:: YOUR GOAL ::
In the material below, copy out word for word every line from the line with "swarm-point bbox=[245, 324, 254, 332]" through the line with "menu-file[interactable]: 文件(F) bbox=[542, 26, 587, 43]", including both of those lines.

-.-.-

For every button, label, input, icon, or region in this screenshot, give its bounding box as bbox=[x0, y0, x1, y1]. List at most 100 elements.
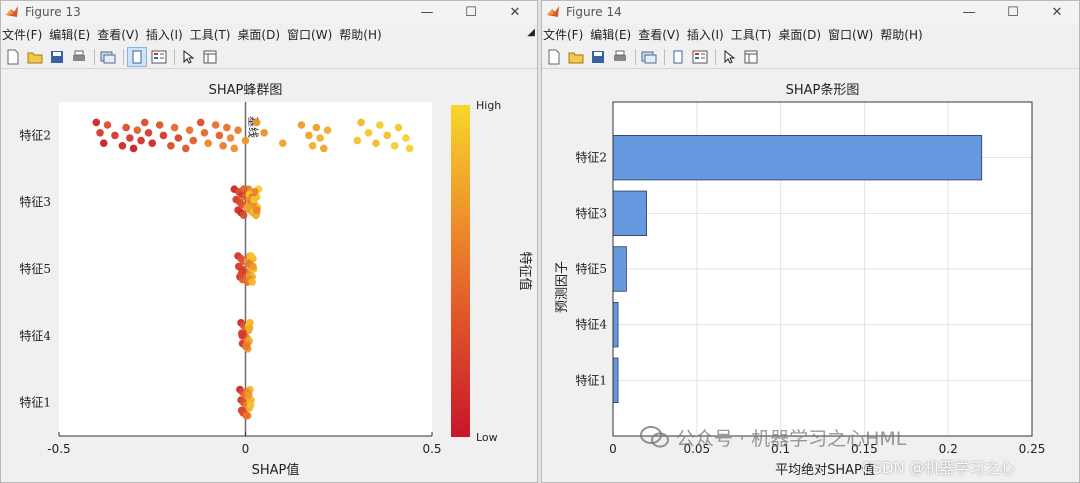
swarm-point bbox=[245, 324, 254, 332]
x-tick-label: 0.5 bbox=[422, 442, 441, 456]
window-title: Figure 13 bbox=[25, 5, 81, 19]
menu-help[interactable]: 帮助(H) bbox=[338, 26, 385, 43]
menu-window[interactable]: 窗口(W) bbox=[286, 26, 336, 43]
toggle-plot-icon[interactable] bbox=[127, 46, 147, 67]
print-icon[interactable] bbox=[610, 47, 630, 67]
dock-arrow-icon[interactable]: ◢ bbox=[527, 27, 535, 38]
y-axis-label: 预测因子 bbox=[555, 261, 570, 313]
swarm-point bbox=[140, 118, 149, 127]
y-tick-label: 特征3 bbox=[575, 205, 607, 220]
bar-chart: SHAP条形图特征2特征3特征5特征4特征10 0.05 0.1 0.15 0.2 0.2… bbox=[555, 82, 1045, 478]
y-tick-label: 特征2 bbox=[575, 150, 607, 165]
save-icon[interactable] bbox=[588, 47, 608, 67]
insert-legend-icon[interactable] bbox=[690, 47, 710, 67]
colorbar-low-label: Low bbox=[476, 431, 498, 444]
swarm-point bbox=[353, 136, 362, 145]
new-figure-icon[interactable] bbox=[3, 47, 23, 67]
menu-file[interactable]: 文件(F) bbox=[542, 26, 587, 43]
swarm-point bbox=[364, 129, 373, 137]
menu-tools[interactable]: 工具(T) bbox=[730, 26, 776, 43]
toggle-plot-icon[interactable] bbox=[668, 47, 688, 67]
swarm-point bbox=[133, 126, 142, 134]
menu-view[interactable]: 查看(V) bbox=[96, 26, 143, 43]
minimize-icon[interactable]: — bbox=[947, 1, 991, 23]
insert-legend-icon[interactable] bbox=[149, 47, 169, 67]
swarm-point bbox=[204, 139, 212, 147]
new-figure-icon[interactable] bbox=[544, 47, 564, 67]
colorbar-high-label: High bbox=[476, 99, 501, 112]
swarm-point bbox=[96, 129, 104, 137]
swarm-point bbox=[182, 144, 190, 153]
swarm-point bbox=[305, 131, 313, 140]
menu-tools[interactable]: 工具(T) bbox=[189, 26, 235, 43]
swarm-point bbox=[323, 126, 332, 134]
link-icon[interactable] bbox=[98, 47, 118, 67]
save-icon[interactable] bbox=[47, 47, 67, 67]
swarm-point bbox=[248, 278, 257, 286]
swarm-point bbox=[245, 391, 253, 399]
menu-edit[interactable]: 编辑(E) bbox=[48, 26, 94, 43]
link-icon[interactable] bbox=[639, 47, 659, 67]
x-tick-label: 0.2 bbox=[939, 442, 958, 456]
toolbar-separator bbox=[635, 48, 636, 65]
swarm-point bbox=[211, 121, 220, 129]
swarm-point bbox=[144, 129, 153, 137]
property-editor-icon[interactable] bbox=[741, 47, 761, 67]
title-bar[interactable]: Figure 14 — ☐ ✕ bbox=[542, 1, 1079, 23]
minimize-icon[interactable]: — bbox=[405, 1, 449, 23]
y-tick-label: 特征1 bbox=[19, 395, 51, 410]
bar bbox=[612, 246, 627, 292]
swarm-point bbox=[249, 195, 258, 204]
menu-bar: 文件(F) 编辑(E) 查看(V) 插入(I) 工具(T) 桌面(D) 窗口(W… bbox=[1, 23, 537, 45]
figure-window-left: Figure 13 — ☐ ✕ 文件(F) 编辑(E) 查看(V) 插入(I) … bbox=[0, 0, 538, 483]
menu-window[interactable]: 窗口(W) bbox=[827, 26, 877, 43]
swarm-point bbox=[252, 206, 261, 214]
swarm-point bbox=[320, 144, 328, 153]
menu-desktop[interactable]: 桌面(D) bbox=[236, 26, 284, 43]
menu-edit[interactable]: 编辑(E) bbox=[589, 26, 635, 43]
close-icon[interactable]: ✕ bbox=[493, 1, 537, 23]
menu-insert[interactable]: 插入(I) bbox=[686, 26, 728, 43]
title-bar[interactable]: Figure 13 — ☐ ✕ bbox=[1, 1, 537, 23]
pointer-icon[interactable] bbox=[178, 47, 198, 67]
swarm-point bbox=[92, 118, 101, 127]
colorbar-label: 特征值 bbox=[517, 251, 533, 290]
colorbar bbox=[451, 105, 470, 437]
property-editor-icon[interactable] bbox=[200, 47, 220, 67]
swarm-point bbox=[137, 136, 145, 145]
open-file-icon[interactable] bbox=[566, 47, 586, 67]
swarm-point bbox=[375, 121, 384, 129]
y-tick-label: 特征3 bbox=[19, 194, 51, 209]
swarm-point bbox=[223, 123, 231, 132]
menu-insert[interactable]: 插入(I) bbox=[145, 26, 187, 43]
print-icon[interactable] bbox=[69, 47, 89, 67]
swarm-point bbox=[159, 131, 168, 140]
swarm-point bbox=[242, 342, 251, 351]
menu-file[interactable]: 文件(F) bbox=[1, 26, 46, 43]
swarm-point bbox=[239, 185, 248, 193]
swarm-point bbox=[167, 142, 175, 150]
swarm-point bbox=[279, 139, 287, 147]
menu-help[interactable]: 帮助(H) bbox=[879, 26, 926, 43]
bar bbox=[612, 301, 619, 348]
maximize-icon[interactable]: ☐ bbox=[449, 1, 493, 23]
swarm-point bbox=[200, 129, 209, 137]
open-file-icon[interactable] bbox=[25, 47, 45, 67]
swarm-point bbox=[312, 123, 321, 132]
swarm-point bbox=[238, 332, 246, 340]
swarm-point bbox=[247, 252, 255, 260]
watermark-sub: CSDN @机器学习之心 bbox=[862, 459, 1015, 477]
menu-desktop[interactable]: 桌面(D) bbox=[777, 26, 825, 43]
swarm-point bbox=[316, 134, 324, 142]
toolbar-separator bbox=[123, 48, 124, 65]
matlab-logo-icon bbox=[5, 5, 19, 19]
menu-bar: 文件(F) 编辑(E) 查看(V) 插入(I) 工具(T) 桌面(D) 窗口(W… bbox=[542, 23, 1079, 45]
pointer-icon[interactable] bbox=[719, 47, 739, 67]
swarm-point bbox=[155, 121, 164, 129]
wechat-icon bbox=[640, 425, 670, 454]
swarm-point bbox=[196, 118, 205, 127]
close-icon[interactable]: ✕ bbox=[1035, 1, 1079, 23]
menu-view[interactable]: 查看(V) bbox=[637, 26, 684, 43]
maximize-icon[interactable]: ☐ bbox=[991, 1, 1035, 23]
swarm-point bbox=[230, 144, 239, 153]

-.-.-

:: THE OUTPUT ::
swarm-point bbox=[245, 324, 254, 332]
x-tick-label: 0.5 bbox=[422, 442, 441, 456]
window-title: Figure 13 bbox=[25, 5, 81, 19]
menu-help[interactable]: 帮助(H) bbox=[338, 26, 385, 43]
menu-window[interactable]: 窗口(W) bbox=[286, 26, 336, 43]
toggle-plot-icon[interactable] bbox=[127, 46, 147, 67]
print-icon[interactable] bbox=[610, 47, 630, 67]
dock-arrow-icon[interactable]: ◢ bbox=[527, 27, 535, 38]
y-axis-label: 预测因子 bbox=[555, 261, 570, 313]
swarm-point bbox=[140, 118, 149, 127]
y-tick-label: 特征3 bbox=[575, 205, 607, 220]
bar-chart: SHAP条形图特征2特征3特征5特征4特征10 0.05 0.1 0.15 0.2 0.2… bbox=[555, 82, 1045, 478]
y-tick-label: 特征2 bbox=[575, 150, 607, 165]
save-icon[interactable] bbox=[588, 47, 608, 67]
insert-legend-icon[interactable] bbox=[690, 47, 710, 67]
colorbar-low-label: Low bbox=[476, 431, 498, 444]
swarm-point bbox=[353, 136, 362, 145]
new-figure-icon[interactable] bbox=[3, 47, 23, 67]
menu-file[interactable]: 文件(F) bbox=[542, 26, 587, 43]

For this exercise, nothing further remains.